**** RECORD LIST

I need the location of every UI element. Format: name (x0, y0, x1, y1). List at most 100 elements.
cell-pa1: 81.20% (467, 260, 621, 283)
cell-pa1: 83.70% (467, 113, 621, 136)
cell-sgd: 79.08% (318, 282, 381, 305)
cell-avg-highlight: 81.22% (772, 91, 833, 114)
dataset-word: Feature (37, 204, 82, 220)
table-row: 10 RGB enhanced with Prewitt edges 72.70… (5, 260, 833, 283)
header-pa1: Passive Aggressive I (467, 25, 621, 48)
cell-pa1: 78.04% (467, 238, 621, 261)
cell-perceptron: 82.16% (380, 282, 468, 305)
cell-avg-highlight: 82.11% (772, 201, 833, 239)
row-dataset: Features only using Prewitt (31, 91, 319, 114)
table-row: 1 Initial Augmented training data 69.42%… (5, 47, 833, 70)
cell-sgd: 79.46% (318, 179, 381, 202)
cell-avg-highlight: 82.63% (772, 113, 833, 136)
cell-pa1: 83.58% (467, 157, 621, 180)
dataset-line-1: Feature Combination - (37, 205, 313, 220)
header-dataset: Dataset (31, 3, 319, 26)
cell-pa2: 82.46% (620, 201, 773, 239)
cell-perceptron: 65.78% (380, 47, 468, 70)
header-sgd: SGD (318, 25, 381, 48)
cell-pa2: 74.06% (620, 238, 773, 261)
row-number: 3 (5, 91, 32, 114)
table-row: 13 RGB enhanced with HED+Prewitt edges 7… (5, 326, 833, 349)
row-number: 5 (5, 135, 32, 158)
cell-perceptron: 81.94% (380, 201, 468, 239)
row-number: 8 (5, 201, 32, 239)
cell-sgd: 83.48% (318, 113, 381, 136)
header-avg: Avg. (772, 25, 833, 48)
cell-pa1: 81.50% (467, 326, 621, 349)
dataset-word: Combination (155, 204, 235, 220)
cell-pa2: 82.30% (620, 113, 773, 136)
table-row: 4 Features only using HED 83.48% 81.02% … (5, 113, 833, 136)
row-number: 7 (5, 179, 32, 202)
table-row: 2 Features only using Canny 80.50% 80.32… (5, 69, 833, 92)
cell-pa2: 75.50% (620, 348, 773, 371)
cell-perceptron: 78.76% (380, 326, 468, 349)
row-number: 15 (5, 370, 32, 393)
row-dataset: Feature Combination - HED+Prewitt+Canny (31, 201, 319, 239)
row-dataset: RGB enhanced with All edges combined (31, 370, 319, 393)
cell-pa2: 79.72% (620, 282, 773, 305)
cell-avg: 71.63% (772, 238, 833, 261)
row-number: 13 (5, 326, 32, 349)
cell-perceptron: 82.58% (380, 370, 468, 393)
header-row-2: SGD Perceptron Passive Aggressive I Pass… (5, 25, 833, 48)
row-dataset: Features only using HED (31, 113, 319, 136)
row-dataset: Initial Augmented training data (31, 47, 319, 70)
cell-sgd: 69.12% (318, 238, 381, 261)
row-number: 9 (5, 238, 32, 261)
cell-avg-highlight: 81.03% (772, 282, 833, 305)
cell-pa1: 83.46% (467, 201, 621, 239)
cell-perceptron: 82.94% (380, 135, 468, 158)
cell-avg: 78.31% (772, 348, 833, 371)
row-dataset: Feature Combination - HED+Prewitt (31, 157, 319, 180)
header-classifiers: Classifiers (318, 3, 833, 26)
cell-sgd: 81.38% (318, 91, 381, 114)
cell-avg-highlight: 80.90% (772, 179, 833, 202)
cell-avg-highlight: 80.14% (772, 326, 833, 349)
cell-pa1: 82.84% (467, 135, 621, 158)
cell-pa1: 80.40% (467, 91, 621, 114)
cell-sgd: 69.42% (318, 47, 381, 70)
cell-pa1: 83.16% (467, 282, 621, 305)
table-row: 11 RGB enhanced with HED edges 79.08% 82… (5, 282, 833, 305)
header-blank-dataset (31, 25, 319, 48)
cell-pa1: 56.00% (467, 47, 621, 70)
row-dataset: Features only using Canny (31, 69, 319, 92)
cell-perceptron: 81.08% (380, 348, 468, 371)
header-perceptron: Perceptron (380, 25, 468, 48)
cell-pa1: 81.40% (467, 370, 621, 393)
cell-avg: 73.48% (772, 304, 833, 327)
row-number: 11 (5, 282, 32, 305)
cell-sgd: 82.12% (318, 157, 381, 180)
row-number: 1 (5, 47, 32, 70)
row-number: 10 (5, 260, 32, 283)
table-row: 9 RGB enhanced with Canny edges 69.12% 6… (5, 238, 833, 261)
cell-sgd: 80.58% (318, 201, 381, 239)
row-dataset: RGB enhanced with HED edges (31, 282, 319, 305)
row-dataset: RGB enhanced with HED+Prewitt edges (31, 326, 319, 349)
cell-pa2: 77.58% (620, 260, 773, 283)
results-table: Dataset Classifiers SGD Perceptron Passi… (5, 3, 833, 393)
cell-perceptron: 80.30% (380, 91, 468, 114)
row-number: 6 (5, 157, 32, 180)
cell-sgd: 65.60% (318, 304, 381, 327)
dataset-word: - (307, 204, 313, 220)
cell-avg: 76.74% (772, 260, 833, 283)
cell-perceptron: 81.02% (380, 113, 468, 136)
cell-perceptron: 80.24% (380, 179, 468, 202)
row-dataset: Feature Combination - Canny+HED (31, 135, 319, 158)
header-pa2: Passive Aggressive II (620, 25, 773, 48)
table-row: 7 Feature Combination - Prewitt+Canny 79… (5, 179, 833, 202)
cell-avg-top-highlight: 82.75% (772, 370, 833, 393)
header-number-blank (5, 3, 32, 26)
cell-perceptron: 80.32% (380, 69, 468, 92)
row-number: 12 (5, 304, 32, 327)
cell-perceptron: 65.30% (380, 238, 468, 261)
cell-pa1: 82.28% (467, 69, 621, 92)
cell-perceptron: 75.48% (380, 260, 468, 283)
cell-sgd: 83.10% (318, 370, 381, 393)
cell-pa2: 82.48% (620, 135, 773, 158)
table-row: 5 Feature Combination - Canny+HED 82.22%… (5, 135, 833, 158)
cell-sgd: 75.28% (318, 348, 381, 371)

********

• **GOAL**
Copy the data above word for word, every line of it.

• **REPLY TO THE EXERCISE**
I need the location of every UI element. Format: name (x0, y0, x1, y1). List at most 100 elements.
cell-pa1: 81.20% (467, 260, 621, 283)
cell-pa1: 83.70% (467, 113, 621, 136)
cell-sgd: 79.08% (318, 282, 381, 305)
cell-avg-highlight: 81.22% (772, 91, 833, 114)
dataset-word: Feature (37, 204, 82, 220)
table-row: 10 RGB enhanced with Prewitt edges 72.70… (5, 260, 833, 283)
header-pa1: Passive Aggressive I (467, 25, 621, 48)
cell-pa1: 78.04% (467, 238, 621, 261)
cell-perceptron: 82.16% (380, 282, 468, 305)
cell-avg-highlight: 82.11% (772, 201, 833, 239)
row-dataset: Features only using Prewitt (31, 91, 319, 114)
table-row: 1 Initial Augmented training data 69.42%… (5, 47, 833, 70)
cell-sgd: 79.46% (318, 179, 381, 202)
cell-avg-highlight: 82.63% (772, 113, 833, 136)
cell-pa1: 83.58% (467, 157, 621, 180)
dataset-line-1: Feature Combination - (37, 205, 313, 220)
header-dataset: Dataset (31, 3, 319, 26)
cell-pa2: 82.46% (620, 201, 773, 239)
cell-perceptron: 65.78% (380, 47, 468, 70)
header-sgd: SGD (318, 25, 381, 48)
cell-pa2: 74.06% (620, 238, 773, 261)
row-number: 3 (5, 91, 32, 114)
table-row: 13 RGB enhanced with HED+Prewitt edges 7… (5, 326, 833, 349)
row-number: 5 (5, 135, 32, 158)
cell-perceptron: 81.94% (380, 201, 468, 239)
row-number: 8 (5, 201, 32, 239)
cell-sgd: 83.48% (318, 113, 381, 136)
header-avg: Avg. (772, 25, 833, 48)
cell-pa1: 81.50% (467, 326, 621, 349)
dataset-word: Combination (155, 204, 235, 220)
cell-pa2: 82.30% (620, 113, 773, 136)
table-row: 4 Features only using HED 83.48% 81.02% … (5, 113, 833, 136)
row-number: 7 (5, 179, 32, 202)
table-row: 2 Features only using Canny 80.50% 80.32… (5, 69, 833, 92)
cell-pa2: 75.50% (620, 348, 773, 371)
cell-perceptron: 78.76% (380, 326, 468, 349)
row-number: 15 (5, 370, 32, 393)
row-dataset: Feature Combination - HED+Prewitt+Canny (31, 201, 319, 239)
row-dataset: RGB enhanced with All edges combined (31, 370, 319, 393)
cell-pa2: 79.72% (620, 282, 773, 305)
cell-avg: 71.63% (772, 238, 833, 261)
row-number: 13 (5, 326, 32, 349)
cell-perceptron: 82.58% (380, 370, 468, 393)
header-row-2: SGD Perceptron Passive Aggressive I Pass… (5, 25, 833, 48)
row-dataset: Features only using HED (31, 113, 319, 136)
row-dataset: Initial Augmented training data (31, 47, 319, 70)
cell-sgd: 69.12% (318, 238, 381, 261)
row-number: 9 (5, 238, 32, 261)
cell-avg-highlight: 81.03% (772, 282, 833, 305)
cell-pa1: 83.46% (467, 201, 621, 239)
cell-perceptron: 82.94% (380, 135, 468, 158)
cell-avg: 78.31% (772, 348, 833, 371)
row-dataset: Feature Combination - HED+Prewitt (31, 157, 319, 180)
header-classifiers: Classifiers (318, 3, 833, 26)
cell-sgd: 81.38% (318, 91, 381, 114)
cell-avg-highlight: 80.90% (772, 179, 833, 202)
cell-avg-highlight: 80.14% (772, 326, 833, 349)
cell-pa1: 82.84% (467, 135, 621, 158)
cell-pa1: 80.40% (467, 91, 621, 114)
cell-sgd: 69.42% (318, 47, 381, 70)
cell-pa1: 83.16% (467, 282, 621, 305)
table-row: 11 RGB enhanced with HED edges 79.08% 82… (5, 282, 833, 305)
header-blank-dataset (31, 25, 319, 48)
cell-pa1: 56.00% (467, 47, 621, 70)
row-dataset: Features only using Canny (31, 69, 319, 92)
cell-perceptron: 81.08% (380, 348, 468, 371)
header-perceptron: Perceptron (380, 25, 468, 48)
cell-pa1: 81.40% (467, 370, 621, 393)
cell-avg: 73.48% (772, 304, 833, 327)
row-number: 11 (5, 282, 32, 305)
cell-sgd: 82.12% (318, 157, 381, 180)
row-number: 1 (5, 47, 32, 70)
row-number: 10 (5, 260, 32, 283)
table-row: 9 RGB enhanced with Canny edges 69.12% 6… (5, 238, 833, 261)
cell-sgd: 80.58% (318, 201, 381, 239)
row-dataset: RGB enhanced with HED edges (31, 282, 319, 305)
row-dataset: RGB enhanced with HED+Prewitt edges (31, 326, 319, 349)
cell-pa2: 77.58% (620, 260, 773, 283)
results-table: Dataset Classifiers SGD Perceptron Passi… (5, 3, 833, 393)
cell-perceptron: 80.30% (380, 91, 468, 114)
row-number: 6 (5, 157, 32, 180)
cell-sgd: 65.60% (318, 304, 381, 327)
dataset-word: - (307, 204, 313, 220)
cell-avg: 76.74% (772, 260, 833, 283)
cell-perceptron: 81.02% (380, 113, 468, 136)
cell-perceptron: 80.24% (380, 179, 468, 202)
row-dataset: Feature Combination - Canny+HED (31, 135, 319, 158)
header-pa2: Passive Aggressive II (620, 25, 773, 48)
table-row: 7 Feature Combination - Prewitt+Canny 79… (5, 179, 833, 202)
cell-avg-top-highlight: 82.75% (772, 370, 833, 393)
header-number-blank (5, 3, 32, 26)
cell-perceptron: 80.32% (380, 69, 468, 92)
row-number: 12 (5, 304, 32, 327)
cell-perceptron: 65.30% (380, 238, 468, 261)
cell-pa1: 82.28% (467, 69, 621, 92)
cell-perceptron: 75.48% (380, 260, 468, 283)
cell-sgd: 83.10% (318, 370, 381, 393)
cell-pa2: 82.48% (620, 135, 773, 158)
table-row: 5 Feature Combination - Canny+HED 82.22%… (5, 135, 833, 158)
cell-sgd: 75.28% (318, 348, 381, 371)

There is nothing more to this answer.